*DATA PROVIDED*:
+++
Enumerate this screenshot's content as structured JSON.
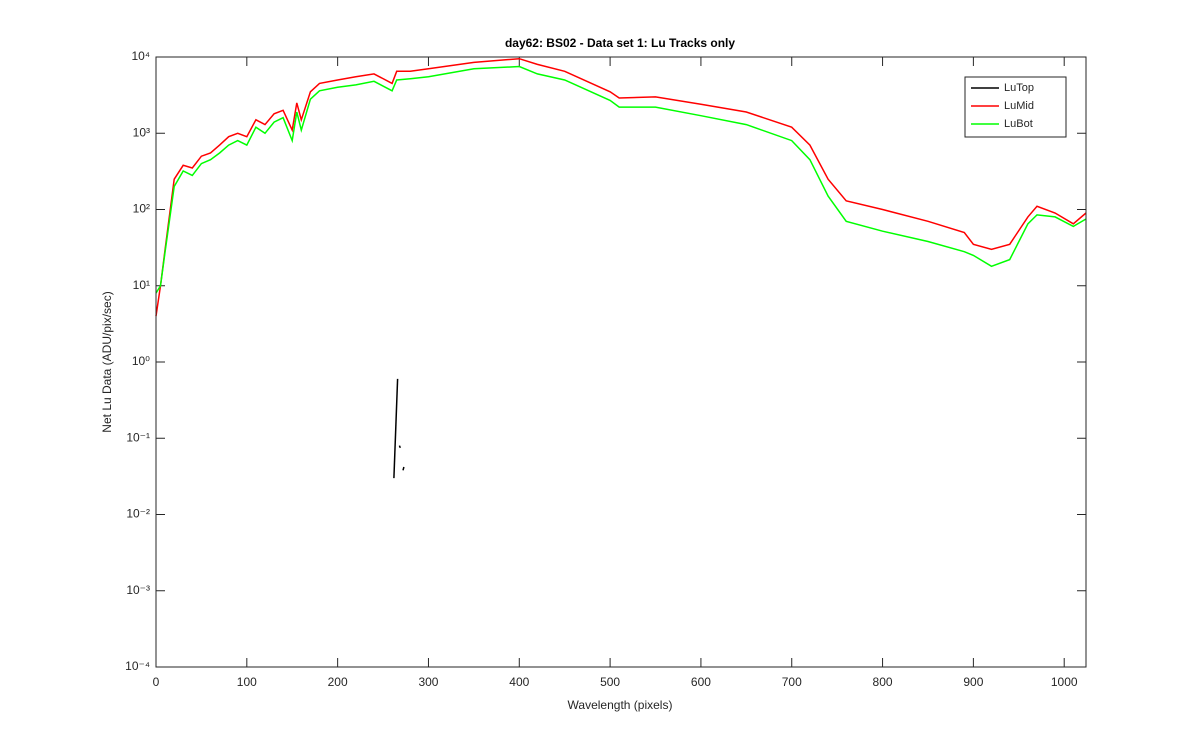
{
  "chart_data": {
    "type": "line",
    "title": "day62: BS02 - Data set 1: Lu Tracks only",
    "xlabel": "Wavelength (pixels)",
    "ylabel": "Net Lu Data (ADU/pix/sec)",
    "log_y": true,
    "legend": "upper right",
    "xlim": [
      0,
      1024
    ],
    "xticks": [
      0,
      100,
      200,
      300,
      400,
      500,
      600,
      700,
      800,
      900,
      1000
    ],
    "ylim": [
      0.0001,
      10000
    ],
    "yticks": [
      {
        "value": 0.0001,
        "label": "10⁻⁴"
      },
      {
        "value": 0.001,
        "label": "10⁻³"
      },
      {
        "value": 0.01,
        "label": "10⁻²"
      },
      {
        "value": 0.1,
        "label": "10⁻¹"
      },
      {
        "value": 1,
        "label": "10⁰"
      },
      {
        "value": 10,
        "label": "10¹"
      },
      {
        "value": 100,
        "label": "10²"
      },
      {
        "value": 1000,
        "label": "10³"
      },
      {
        "value": 10000,
        "label": "10⁴"
      }
    ],
    "x": [
      0,
      5,
      10,
      20,
      30,
      40,
      50,
      60,
      70,
      80,
      90,
      100,
      110,
      120,
      130,
      140,
      150,
      155,
      160,
      170,
      180,
      200,
      220,
      240,
      260,
      265,
      280,
      300,
      350,
      400,
      420,
      450,
      500,
      510,
      550,
      600,
      650,
      700,
      720,
      740,
      760,
      800,
      850,
      890,
      900,
      920,
      940,
      960,
      970,
      990,
      1010,
      1024
    ],
    "series": [
      {
        "name": "LuTop",
        "color": "#000000",
        "x": [
          262,
          266,
          267,
          268,
          269,
          270,
          272,
          273
        ],
        "values": [
          0.03,
          0.6,
          null,
          0.08,
          0.075,
          null,
          0.038,
          0.042
        ]
      },
      {
        "name": "LuMid",
        "color": "#ff0000",
        "values": [
          4,
          10,
          30,
          250,
          380,
          350,
          500,
          550,
          700,
          900,
          1000,
          900,
          1500,
          1300,
          1800,
          2000,
          1100,
          2500,
          1500,
          3500,
          4500,
          5000,
          5500,
          6000,
          4500,
          6500,
          6500,
          7000,
          8500,
          9500,
          8000,
          6500,
          3500,
          2900,
          3000,
          2400,
          1900,
          1200,
          700,
          250,
          130,
          100,
          70,
          50,
          35,
          30,
          35,
          80,
          110,
          90,
          65,
          90
        ]
      },
      {
        "name": "LuBot",
        "color": "#00ff00",
        "values": [
          8,
          10,
          28,
          200,
          320,
          280,
          400,
          450,
          550,
          700,
          800,
          700,
          1200,
          1000,
          1400,
          1600,
          800,
          1900,
          1100,
          2800,
          3600,
          4000,
          4300,
          4800,
          3600,
          5000,
          5200,
          5500,
          7000,
          7500,
          6000,
          5000,
          2700,
          2200,
          2200,
          1700,
          1300,
          800,
          450,
          150,
          70,
          52,
          38,
          28,
          25,
          18,
          22,
          65,
          85,
          80,
          60,
          75
        ]
      }
    ]
  }
}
+++
*EXERCISE AIM*: Write out the listing above again, exactly, but with no pictures in the copy.

*COMPLETED EXERCISE*:
Enumerate this screenshot's content as structured JSON.
{
  "chart_data": {
    "type": "line",
    "title": "day62: BS02 - Data set 1: Lu Tracks only",
    "xlabel": "Wavelength (pixels)",
    "ylabel": "Net Lu Data (ADU/pix/sec)",
    "log_y": true,
    "legend": "upper right",
    "xlim": [
      0,
      1024
    ],
    "xticks": [
      0,
      100,
      200,
      300,
      400,
      500,
      600,
      700,
      800,
      900,
      1000
    ],
    "ylim": [
      0.0001,
      10000
    ],
    "yticks": [
      {
        "value": 0.0001,
        "label": "10⁻⁴"
      },
      {
        "value": 0.001,
        "label": "10⁻³"
      },
      {
        "value": 0.01,
        "label": "10⁻²"
      },
      {
        "value": 0.1,
        "label": "10⁻¹"
      },
      {
        "value": 1,
        "label": "10⁰"
      },
      {
        "value": 10,
        "label": "10¹"
      },
      {
        "value": 100,
        "label": "10²"
      },
      {
        "value": 1000,
        "label": "10³"
      },
      {
        "value": 10000,
        "label": "10⁴"
      }
    ],
    "x": [
      0,
      5,
      10,
      20,
      30,
      40,
      50,
      60,
      70,
      80,
      90,
      100,
      110,
      120,
      130,
      140,
      150,
      155,
      160,
      170,
      180,
      200,
      220,
      240,
      260,
      265,
      280,
      300,
      350,
      400,
      420,
      450,
      500,
      510,
      550,
      600,
      650,
      700,
      720,
      740,
      760,
      800,
      850,
      890,
      900,
      920,
      940,
      960,
      970,
      990,
      1010,
      1024
    ],
    "series": [
      {
        "name": "LuTop",
        "color": "#000000",
        "x": [
          262,
          266,
          267,
          268,
          269,
          270,
          272,
          273
        ],
        "values": [
          0.03,
          0.6,
          null,
          0.08,
          0.075,
          null,
          0.038,
          0.042
        ]
      },
      {
        "name": "LuMid",
        "color": "#ff0000",
        "values": [
          4,
          10,
          30,
          250,
          380,
          350,
          500,
          550,
          700,
          900,
          1000,
          900,
          1500,
          1300,
          1800,
          2000,
          1100,
          2500,
          1500,
          3500,
          4500,
          5000,
          5500,
          6000,
          4500,
          6500,
          6500,
          7000,
          8500,
          9500,
          8000,
          6500,
          3500,
          2900,
          3000,
          2400,
          1900,
          1200,
          700,
          250,
          130,
          100,
          70,
          50,
          35,
          30,
          35,
          80,
          110,
          90,
          65,
          90
        ]
      },
      {
        "name": "LuBot",
        "color": "#00ff00",
        "values": [
          8,
          10,
          28,
          200,
          320,
          280,
          400,
          450,
          550,
          700,
          800,
          700,
          1200,
          1000,
          1400,
          1600,
          800,
          1900,
          1100,
          2800,
          3600,
          4000,
          4300,
          4800,
          3600,
          5000,
          5200,
          5500,
          7000,
          7500,
          6000,
          5000,
          2700,
          2200,
          2200,
          1700,
          1300,
          800,
          450,
          150,
          70,
          52,
          38,
          28,
          25,
          18,
          22,
          65,
          85,
          80,
          60,
          75
        ]
      }
    ]
  }
}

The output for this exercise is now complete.